+++ RECORDS
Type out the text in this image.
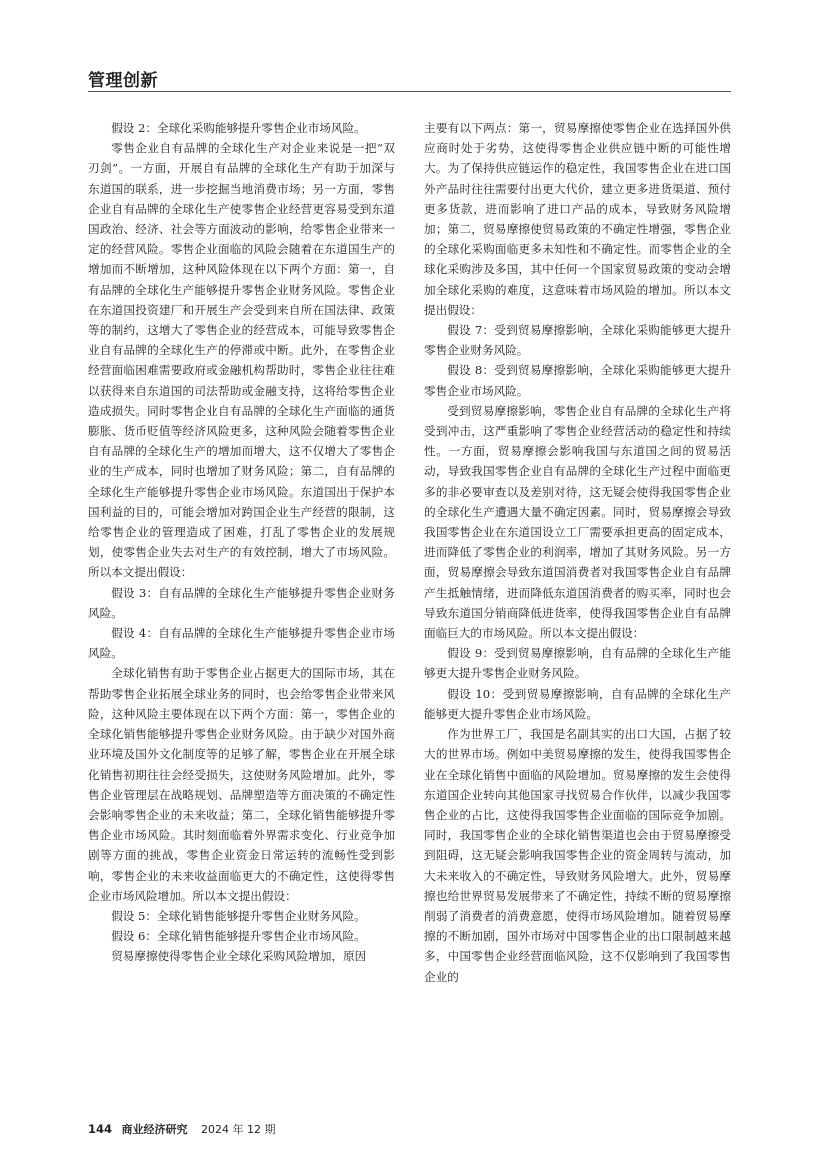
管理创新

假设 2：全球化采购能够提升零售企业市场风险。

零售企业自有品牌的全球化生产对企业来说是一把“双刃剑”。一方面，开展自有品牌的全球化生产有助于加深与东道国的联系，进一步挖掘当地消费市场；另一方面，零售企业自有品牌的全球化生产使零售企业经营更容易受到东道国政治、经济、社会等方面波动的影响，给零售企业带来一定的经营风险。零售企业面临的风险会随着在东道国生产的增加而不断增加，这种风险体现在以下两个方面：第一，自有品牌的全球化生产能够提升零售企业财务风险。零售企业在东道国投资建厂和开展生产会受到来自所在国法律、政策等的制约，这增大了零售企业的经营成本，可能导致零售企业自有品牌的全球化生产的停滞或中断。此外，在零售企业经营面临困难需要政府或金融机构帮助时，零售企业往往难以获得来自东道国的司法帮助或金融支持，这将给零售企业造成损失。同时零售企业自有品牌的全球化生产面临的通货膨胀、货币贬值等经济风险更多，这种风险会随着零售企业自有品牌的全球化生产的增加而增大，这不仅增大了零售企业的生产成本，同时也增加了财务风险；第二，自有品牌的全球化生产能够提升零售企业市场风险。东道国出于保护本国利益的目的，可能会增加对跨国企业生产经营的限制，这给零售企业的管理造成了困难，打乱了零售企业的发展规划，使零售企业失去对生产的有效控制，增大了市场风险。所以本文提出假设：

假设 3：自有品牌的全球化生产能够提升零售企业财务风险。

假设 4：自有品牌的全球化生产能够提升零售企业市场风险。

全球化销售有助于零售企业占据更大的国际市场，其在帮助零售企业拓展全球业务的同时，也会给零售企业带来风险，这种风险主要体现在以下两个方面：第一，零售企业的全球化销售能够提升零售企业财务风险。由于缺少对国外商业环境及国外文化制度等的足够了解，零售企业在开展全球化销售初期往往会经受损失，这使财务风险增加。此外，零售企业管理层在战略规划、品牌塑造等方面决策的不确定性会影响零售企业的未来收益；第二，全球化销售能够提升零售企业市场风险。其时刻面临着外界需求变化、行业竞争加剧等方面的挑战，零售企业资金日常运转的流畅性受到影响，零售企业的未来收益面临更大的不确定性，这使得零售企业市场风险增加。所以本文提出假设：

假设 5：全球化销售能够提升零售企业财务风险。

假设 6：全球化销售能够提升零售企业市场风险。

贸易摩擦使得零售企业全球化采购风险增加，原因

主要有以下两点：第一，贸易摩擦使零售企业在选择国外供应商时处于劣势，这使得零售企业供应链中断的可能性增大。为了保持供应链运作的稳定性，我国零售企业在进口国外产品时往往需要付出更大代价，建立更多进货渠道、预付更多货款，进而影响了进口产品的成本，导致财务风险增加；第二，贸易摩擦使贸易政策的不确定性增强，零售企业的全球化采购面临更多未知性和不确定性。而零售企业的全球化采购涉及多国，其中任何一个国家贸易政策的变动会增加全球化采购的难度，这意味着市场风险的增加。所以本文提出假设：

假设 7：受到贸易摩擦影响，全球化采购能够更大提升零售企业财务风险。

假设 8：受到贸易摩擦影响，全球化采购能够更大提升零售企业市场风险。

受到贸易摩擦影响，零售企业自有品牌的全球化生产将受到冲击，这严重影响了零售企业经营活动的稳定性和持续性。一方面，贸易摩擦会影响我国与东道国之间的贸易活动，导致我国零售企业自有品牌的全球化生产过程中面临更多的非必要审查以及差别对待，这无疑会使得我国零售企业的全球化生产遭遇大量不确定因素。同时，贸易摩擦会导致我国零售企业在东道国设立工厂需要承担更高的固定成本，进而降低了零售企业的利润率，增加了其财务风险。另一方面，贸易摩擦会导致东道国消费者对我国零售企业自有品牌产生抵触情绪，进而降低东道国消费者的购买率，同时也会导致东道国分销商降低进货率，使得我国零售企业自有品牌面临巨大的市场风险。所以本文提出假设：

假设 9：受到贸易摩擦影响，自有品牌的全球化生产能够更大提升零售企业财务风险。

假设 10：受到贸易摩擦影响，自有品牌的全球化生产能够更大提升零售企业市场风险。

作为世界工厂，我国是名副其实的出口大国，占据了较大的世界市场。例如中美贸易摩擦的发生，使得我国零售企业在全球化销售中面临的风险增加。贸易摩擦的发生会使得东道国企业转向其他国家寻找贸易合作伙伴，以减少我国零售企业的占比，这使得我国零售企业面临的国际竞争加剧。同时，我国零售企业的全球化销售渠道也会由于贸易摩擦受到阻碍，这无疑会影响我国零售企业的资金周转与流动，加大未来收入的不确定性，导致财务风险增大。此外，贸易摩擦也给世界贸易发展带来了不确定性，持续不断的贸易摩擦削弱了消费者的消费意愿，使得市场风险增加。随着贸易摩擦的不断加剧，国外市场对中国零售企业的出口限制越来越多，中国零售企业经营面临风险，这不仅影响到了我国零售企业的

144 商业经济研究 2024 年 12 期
++++++
§ **INSTRUCTION**: All of the material above should be reproduced exactly, except the pictures.

§ **EXPECTED OUTPUT**:
Type out the text in this image.
管理创新

假设 2：全球化采购能够提升零售企业市场风险。

零售企业自有品牌的全球化生产对企业来说是一把“双刃剑”。一方面，开展自有品牌的全球化生产有助于加深与东道国的联系，进一步挖掘当地消费市场；另一方面，零售企业自有品牌的全球化生产使零售企业经营更容易受到东道国政治、经济、社会等方面波动的影响，给零售企业带来一定的经营风险。零售企业面临的风险会随着在东道国生产的增加而不断增加，这种风险体现在以下两个方面：第一，自有品牌的全球化生产能够提升零售企业财务风险。零售企业在东道国投资建厂和开展生产会受到来自所在国法律、政策等的制约，这增大了零售企业的经营成本，可能导致零售企业自有品牌的全球化生产的停滞或中断。此外，在零售企业经营面临困难需要政府或金融机构帮助时，零售企业往往难以获得来自东道国的司法帮助或金融支持，这将给零售企业造成损失。同时零售企业自有品牌的全球化生产面临的通货膨胀、货币贬值等经济风险更多，这种风险会随着零售企业自有品牌的全球化生产的增加而增大，这不仅增大了零售企业的生产成本，同时也增加了财务风险；第二，自有品牌的全球化生产能够提升零售企业市场风险。东道国出于保护本国利益的目的，可能会增加对跨国企业生产经营的限制，这给零售企业的管理造成了困难，打乱了零售企业的发展规划，使零售企业失去对生产的有效控制，增大了市场风险。所以本文提出假设：

假设 3：自有品牌的全球化生产能够提升零售企业财务风险。

假设 4：自有品牌的全球化生产能够提升零售企业市场风险。

全球化销售有助于零售企业占据更大的国际市场，其在帮助零售企业拓展全球业务的同时，也会给零售企业带来风险，这种风险主要体现在以下两个方面：第一，零售企业的全球化销售能够提升零售企业财务风险。由于缺少对国外商业环境及国外文化制度等的足够了解，零售企业在开展全球化销售初期往往会经受损失，这使财务风险增加。此外，零售企业管理层在战略规划、品牌塑造等方面决策的不确定性会影响零售企业的未来收益；第二，全球化销售能够提升零售企业市场风险。其时刻面临着外界需求变化、行业竞争加剧等方面的挑战，零售企业资金日常运转的流畅性受到影响，零售企业的未来收益面临更大的不确定性，这使得零售企业市场风险增加。所以本文提出假设：

假设 5：全球化销售能够提升零售企业财务风险。

假设 6：全球化销售能够提升零售企业市场风险。

贸易摩擦使得零售企业全球化采购风险增加，原因

主要有以下两点：第一，贸易摩擦使零售企业在选择国外供应商时处于劣势，这使得零售企业供应链中断的可能性增大。为了保持供应链运作的稳定性，我国零售企业在进口国外产品时往往需要付出更大代价，建立更多进货渠道、预付更多货款，进而影响了进口产品的成本，导致财务风险增加；第二，贸易摩擦使贸易政策的不确定性增强，零售企业的全球化采购面临更多未知性和不确定性。而零售企业的全球化采购涉及多国，其中任何一个国家贸易政策的变动会增加全球化采购的难度，这意味着市场风险的增加。所以本文提出假设：

假设 7：受到贸易摩擦影响，全球化采购能够更大提升零售企业财务风险。

假设 8：受到贸易摩擦影响，全球化采购能够更大提升零售企业市场风险。

受到贸易摩擦影响，零售企业自有品牌的全球化生产将受到冲击，这严重影响了零售企业经营活动的稳定性和持续性。一方面，贸易摩擦会影响我国与东道国之间的贸易活动，导致我国零售企业自有品牌的全球化生产过程中面临更多的非必要审查以及差别对待，这无疑会使得我国零售企业的全球化生产遭遇大量不确定因素。同时，贸易摩擦会导致我国零售企业在东道国设立工厂需要承担更高的固定成本，进而降低了零售企业的利润率，增加了其财务风险。另一方面，贸易摩擦会导致东道国消费者对我国零售企业自有品牌产生抵触情绪，进而降低东道国消费者的购买率，同时也会导致东道国分销商降低进货率，使得我国零售企业自有品牌面临巨大的市场风险。所以本文提出假设：

假设 9：受到贸易摩擦影响，自有品牌的全球化生产能够更大提升零售企业财务风险。

假设 10：受到贸易摩擦影响，自有品牌的全球化生产能够更大提升零售企业市场风险。

作为世界工厂，我国是名副其实的出口大国，占据了较大的世界市场。例如中美贸易摩擦的发生，使得我国零售企业在全球化销售中面临的风险增加。贸易摩擦的发生会使得东道国企业转向其他国家寻找贸易合作伙伴，以减少我国零售企业的占比，这使得我国零售企业面临的国际竞争加剧。同时，我国零售企业的全球化销售渠道也会由于贸易摩擦受到阻碍，这无疑会影响我国零售企业的资金周转与流动，加大未来收入的不确定性，导致财务风险增大。此外，贸易摩擦也给世界贸易发展带来了不确定性，持续不断的贸易摩擦削弱了消费者的消费意愿，使得市场风险增加。随着贸易摩擦的不断加剧，国外市场对中国零售企业的出口限制越来越多，中国零售企业经营面临风险，这不仅影响到了我国零售企业的

144 商业经济研究 2024 年 12 期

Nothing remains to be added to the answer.